* Exercise aim: Copy out the items word for word, beginning at the line that contains "code-text: x = np.array([ [90, 11, 200, 26]" and ending after the line that contains "code-text: , [238, 381, 247, 396]".

##########

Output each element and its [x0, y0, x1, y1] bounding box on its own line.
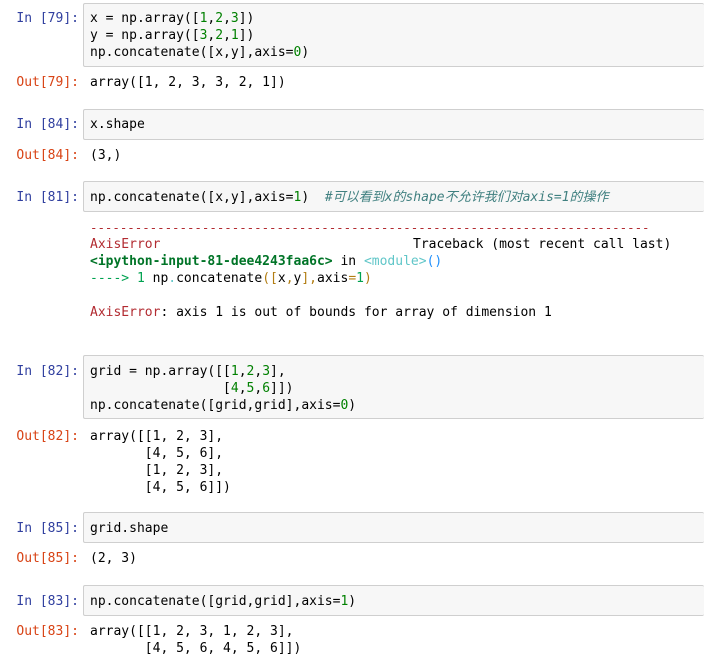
code-text: x = np.array([ [90, 11, 200, 26]
number-literal: 3 [230, 11, 239, 26]
number-literal: 4 [230, 381, 239, 396]
error-name: AxisError [90, 305, 161, 320]
in-prompt-84: In [84]: [16, 117, 79, 132]
number-literal: 2 [215, 28, 224, 43]
code-text: np.concatenate([grid,grid],axis= [90, 398, 341, 413]
traceback-line: ----> 1 np.concatenate([x,y],axis=1) [90, 270, 372, 287]
in-prompt-85: In [85]: [16, 521, 79, 536]
code-text: [ [90, 381, 231, 396]
code-text: , [309, 271, 317, 286]
code-text: ) [301, 190, 310, 205]
code-text: np.concatenate([x,y],axis= [90, 45, 294, 60]
code-text: = [348, 271, 357, 286]
code-text: x [277, 271, 286, 286]
code-text: y = np.array([ [90, 28, 200, 43]
code-text: concatenate [176, 271, 263, 286]
code-text: ) [348, 398, 357, 413]
error-text: : axis 1 is out of bounds for array of d… [160, 305, 552, 320]
code-text: np.concatenate([grid,grid],axis= [90, 594, 341, 609]
code-text: , [285, 271, 294, 286]
code-text: ]) [238, 11, 255, 26]
in-prompt-81: In [81]: [16, 190, 79, 205]
code-text: , [223, 28, 231, 43]
code-text: [ [270, 271, 278, 286]
in-prompt-79: In [79]: [16, 11, 79, 26]
number-literal: 1 [230, 28, 239, 43]
output-83: array([[1, 2, 3, 1, 2, 3], [4, 5, 6, 4, … [90, 624, 302, 656]
code-text: , [238, 381, 247, 396]
code-input-82[interactable]: grid = np.array([[1,2,3], [4,5,6]]) np.c… [90, 363, 356, 414]
out-prompt-82: Out[82]: [16, 429, 79, 444]
code-text: grid = np.array([[ [90, 364, 231, 379]
code-text: ) [301, 45, 310, 60]
error-name: AxisError [90, 237, 161, 252]
out-prompt-83: Out[83]: [16, 624, 79, 639]
output-84: (3,) [90, 148, 122, 163]
call-parens: () [426, 254, 443, 269]
code-input-84[interactable]: x.shape [90, 116, 145, 133]
code-text: , [238, 364, 247, 379]
in-word: in [332, 254, 364, 269]
traceback-header: Traceback (most recent call last) [413, 237, 672, 252]
code-text: ) [348, 594, 357, 609]
code-input-81[interactable]: np.concatenate([x,y],axis=1) #可以看到x的shap… [90, 189, 609, 206]
code-text: axis [317, 271, 349, 286]
code-text: . [168, 271, 177, 286]
number-literal: 1 [230, 364, 239, 379]
out-prompt-84: Out[84]: [16, 148, 79, 163]
code-input-79[interactable]: x = np.array([1,2,3]) y = np.array([3,2,… [90, 10, 309, 61]
in-prompt-82: In [82]: [16, 364, 79, 379]
code-comment: #可以看到x的shape不允许我们对axis=1的操作 [324, 190, 609, 205]
code-text: ], [270, 364, 286, 379]
traceback-rule: ----------------------------------------… [90, 220, 650, 235]
output-82: array([[1, 2, 3], [4, 5, 6], [1, 2, 3], … [90, 429, 231, 495]
in-prompt-83: In [83]: [16, 594, 79, 609]
code-text: ) [363, 271, 372, 286]
code-cell-85[interactable] [83, 512, 704, 543]
output-79: array([1, 2, 3, 3, 2, 1]) [90, 75, 286, 90]
code-input-85[interactable]: grid.shape [90, 520, 168, 537]
code-text: 1 [356, 271, 364, 286]
input-reference: <ipython-input-81-dee4243faa6c> [90, 254, 333, 269]
code-text: ]) [238, 28, 255, 43]
error-message: AxisError: axis 1 is out of bounds for a… [90, 304, 552, 321]
number-literal: 2 [215, 11, 224, 26]
code-text: ( [262, 271, 271, 286]
code-cell-84[interactable] [83, 109, 704, 140]
code-text: ]]) [270, 381, 294, 396]
code-text: , [223, 11, 231, 26]
output-85: (2, 3) [90, 551, 137, 566]
traceback-location: <ipython-input-81-dee4243faa6c> in <modu… [90, 253, 442, 270]
code-text: np.concatenate([x,y],axis= [90, 190, 294, 205]
code-input-83[interactable]: np.concatenate([grid,grid],axis=1) [90, 593, 356, 610]
error-arrow: ----> 1 [90, 271, 145, 286]
out-prompt-79: Out[79]: [16, 75, 79, 90]
module-name: <module> [363, 254, 427, 269]
code-text: np [144, 271, 169, 286]
out-prompt-85: Out[85]: [16, 551, 79, 566]
number-literal: 3 [262, 364, 271, 379]
code-text: ] [301, 271, 310, 286]
number-literal: 6 [262, 381, 271, 396]
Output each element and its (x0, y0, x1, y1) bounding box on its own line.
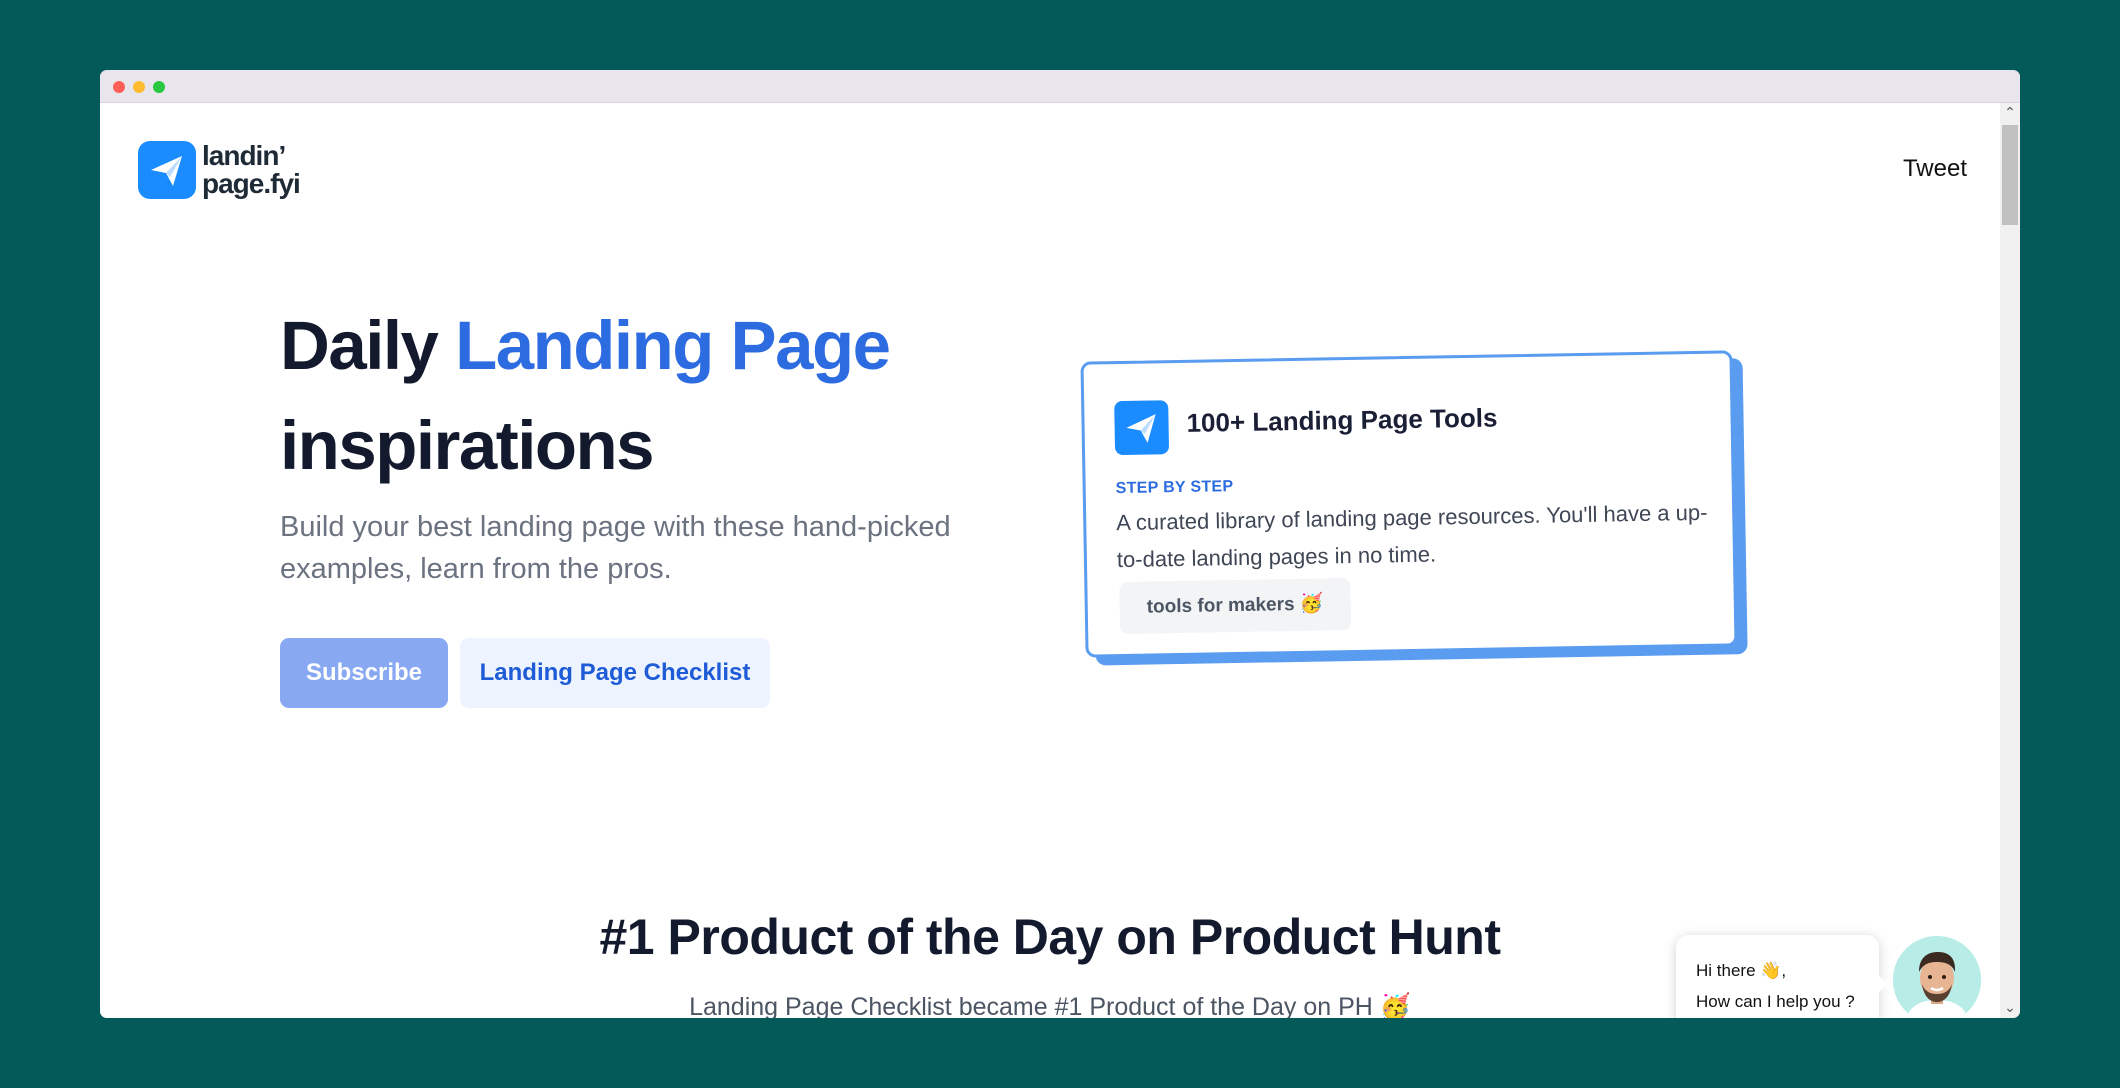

##########

* The answer:
code-text: x = np.array([ [90, 11, 200, 26]
number-literal: 3 [230, 11, 239, 26]
number-literal: 4 [230, 381, 239, 396]
error-name: AxisError [90, 305, 161, 320]
in-prompt-84: In [84]: [16, 117, 79, 132]
number-literal: 2 [215, 28, 224, 43]
code-text: np.concatenate([grid,grid],axis= [90, 398, 341, 413]
traceback-line: ----> 1 np.concatenate([x,y],axis=1) [90, 270, 372, 287]
in-prompt-85: In [85]: [16, 521, 79, 536]
code-text: [ [90, 381, 231, 396]
code-text: , [309, 271, 317, 286]
code-text: ) [301, 190, 310, 205]
code-text: np.concatenate([x,y],axis= [90, 45, 294, 60]
code-text: = [348, 271, 357, 286]
code-text: x [277, 271, 286, 286]
code-text: y = np.array([ [90, 28, 200, 43]
code-text: concatenate [176, 271, 263, 286]
code-text: ) [348, 398, 357, 413]
error-text: : axis 1 is out of bounds for array of d… [160, 305, 552, 320]
code-text: np.concatenate([grid,grid],axis= [90, 594, 341, 609]
code-text: , [285, 271, 294, 286]
code-text: ]) [238, 11, 255, 26]
in-prompt-81: In [81]: [16, 190, 79, 205]
code-text: , [223, 28, 231, 43]
code-text: [ [270, 271, 278, 286]
in-prompt-79: In [79]: [16, 11, 79, 26]
number-literal: 1 [230, 28, 239, 43]
output-83: array([[1, 2, 3, 1, 2, 3], [4, 5, 6, 4, … [90, 624, 302, 656]
code-text: , [238, 381, 247, 396]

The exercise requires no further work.